(What the exercise asks)
In this exercise, reproduce all the entries that follow exactly.

Data entries:
•••

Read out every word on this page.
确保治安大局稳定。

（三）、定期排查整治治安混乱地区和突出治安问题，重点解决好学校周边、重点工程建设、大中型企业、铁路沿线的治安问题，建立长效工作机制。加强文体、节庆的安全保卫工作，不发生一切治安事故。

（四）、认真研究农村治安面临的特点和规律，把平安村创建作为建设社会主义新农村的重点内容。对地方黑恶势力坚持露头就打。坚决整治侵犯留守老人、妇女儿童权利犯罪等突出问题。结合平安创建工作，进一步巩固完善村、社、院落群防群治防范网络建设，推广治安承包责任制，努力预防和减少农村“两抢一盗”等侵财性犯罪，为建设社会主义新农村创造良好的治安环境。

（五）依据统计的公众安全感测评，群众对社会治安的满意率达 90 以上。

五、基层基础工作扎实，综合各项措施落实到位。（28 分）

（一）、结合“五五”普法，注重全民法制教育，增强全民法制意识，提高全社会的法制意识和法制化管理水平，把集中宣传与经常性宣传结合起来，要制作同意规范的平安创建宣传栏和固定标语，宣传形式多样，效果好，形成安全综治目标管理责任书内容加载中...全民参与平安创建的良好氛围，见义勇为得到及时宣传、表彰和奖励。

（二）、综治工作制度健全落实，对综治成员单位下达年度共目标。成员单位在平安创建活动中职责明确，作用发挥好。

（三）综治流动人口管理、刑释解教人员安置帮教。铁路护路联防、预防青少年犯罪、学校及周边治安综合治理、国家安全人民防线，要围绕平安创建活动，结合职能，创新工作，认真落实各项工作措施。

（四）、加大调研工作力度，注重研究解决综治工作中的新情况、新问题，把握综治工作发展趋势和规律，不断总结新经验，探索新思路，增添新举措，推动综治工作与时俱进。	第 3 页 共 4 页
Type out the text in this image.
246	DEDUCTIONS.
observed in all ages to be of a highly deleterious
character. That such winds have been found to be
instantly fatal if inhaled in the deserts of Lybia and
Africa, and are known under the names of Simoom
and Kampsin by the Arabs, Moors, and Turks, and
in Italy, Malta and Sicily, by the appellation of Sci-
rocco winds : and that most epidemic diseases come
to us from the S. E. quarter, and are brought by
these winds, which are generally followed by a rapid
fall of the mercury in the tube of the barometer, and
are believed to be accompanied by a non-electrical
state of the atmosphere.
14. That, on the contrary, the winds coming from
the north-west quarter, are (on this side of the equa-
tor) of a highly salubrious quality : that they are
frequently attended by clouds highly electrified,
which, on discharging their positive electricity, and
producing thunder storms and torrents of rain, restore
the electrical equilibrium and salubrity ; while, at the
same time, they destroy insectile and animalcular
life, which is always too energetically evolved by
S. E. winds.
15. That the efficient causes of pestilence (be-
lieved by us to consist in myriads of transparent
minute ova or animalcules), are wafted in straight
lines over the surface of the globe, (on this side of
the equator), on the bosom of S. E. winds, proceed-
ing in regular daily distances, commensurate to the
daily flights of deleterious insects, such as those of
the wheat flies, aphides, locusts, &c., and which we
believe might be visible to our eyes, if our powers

•••

(Completed task)
Read out every word on this page.
确保治安大局稳定。

（三）、定期排查整治治安混乱地区和突出治安问题，重点解决好学校周边、重点工程建设、大中型企业、铁路沿线的治安问题，建立长效工作机制。加强文体、节庆的安全保卫工作，不发生一切治安事故。

（四）、认真研究农村治安面临的特点和规律，把平安村创建作为建设社会主义新农村的重点内容。对地方黑恶势力坚持露头就打。坚决整治侵犯留守老人、妇女儿童权利犯罪等突出问题。结合平安创建工作，进一步巩固完善村、社、院落群防群治防范网络建设，推广治安承包责任制，努力预防和减少农村“两抢一盗”等侵财性犯罪，为建设社会主义新农村创造良好的治安环境。

（五）依据统计的公众安全感测评，群众对社会治安的满意率达 90 以上。

五、基层基础工作扎实，综合各项措施落实到位。（28 分）

（一）、结合“五五”普法，注重全民法制教育，增强全民法制意识，提高全社会的法制意识和法制化管理水平，把集中宣传与经常性宣传结合起来，要制作同意规范的平安创建宣传栏和固定标语，宣传形式多样，效果好，形成安全综治目标管理责任书内容加载中...全民参与平安创建的良好氛围，见义勇为得到及时宣传、表彰和奖励。

（二）、综治工作制度健全落实，对综治成员单位下达年度共目标。成员单位在平安创建活动中职责明确，作用发挥好。

（三）综治流动人口管理、刑释解教人员安置帮教。铁路护路联防、预防青少年犯罪、学校及周边治安综合治理、国家安全人民防线，要围绕平安创建活动，结合职能，创新工作，认真落实各项工作措施。

（四）、加大调研工作力度，注重研究解决综治工作中的新情况、新问题，把握综治工作发展趋势和规律，不断总结新经验，探索新思路，增添新举措，推动综治工作与时俱进。	第 3 页 共 4 页
Type out the text in this image.
246	DEDUCTIONS.
observed in all ages to be of a highly deleterious
character. That such winds have been found to be
instantly fatal if inhaled in the deserts of Lybia and
Africa, and are known under the names of Simoom
and Kampsin by the Arabs, Moors, and Turks, and
in Italy, Malta and Sicily, by the appellation of Sci-
rocco winds : and that most epidemic diseases come
to us from the S. E. quarter, and are brought by
these winds, which are generally followed by a rapid
fall of the mercury in the tube of the barometer, and
are believed to be accompanied by a non-electrical
state of the atmosphere.
14. That, on the contrary, the winds coming from
the north-west quarter, are (on this side of the equa-
tor) of a highly salubrious quality : that they are
frequently attended by clouds highly electrified,
which, on discharging their positive electricity, and
producing thunder storms and torrents of rain, restore
the electrical equilibrium and salubrity ; while, at the
same time, they destroy insectile and animalcular
life, which is always too energetically evolved by
S. E. winds.
15. That the efficient causes of pestilence (be-
lieved by us to consist in myriads of transparent
minute ova or animalcules), are wafted in straight
lines over the surface of the globe, (on this side of
the equator), on the bosom of S. E. winds, proceed-
ing in regular daily distances, commensurate to the
daily flights of deleterious insects, such as those of
the wheat flies, aphides, locusts, &c., and which we
believe might be visible to our eyes, if our powers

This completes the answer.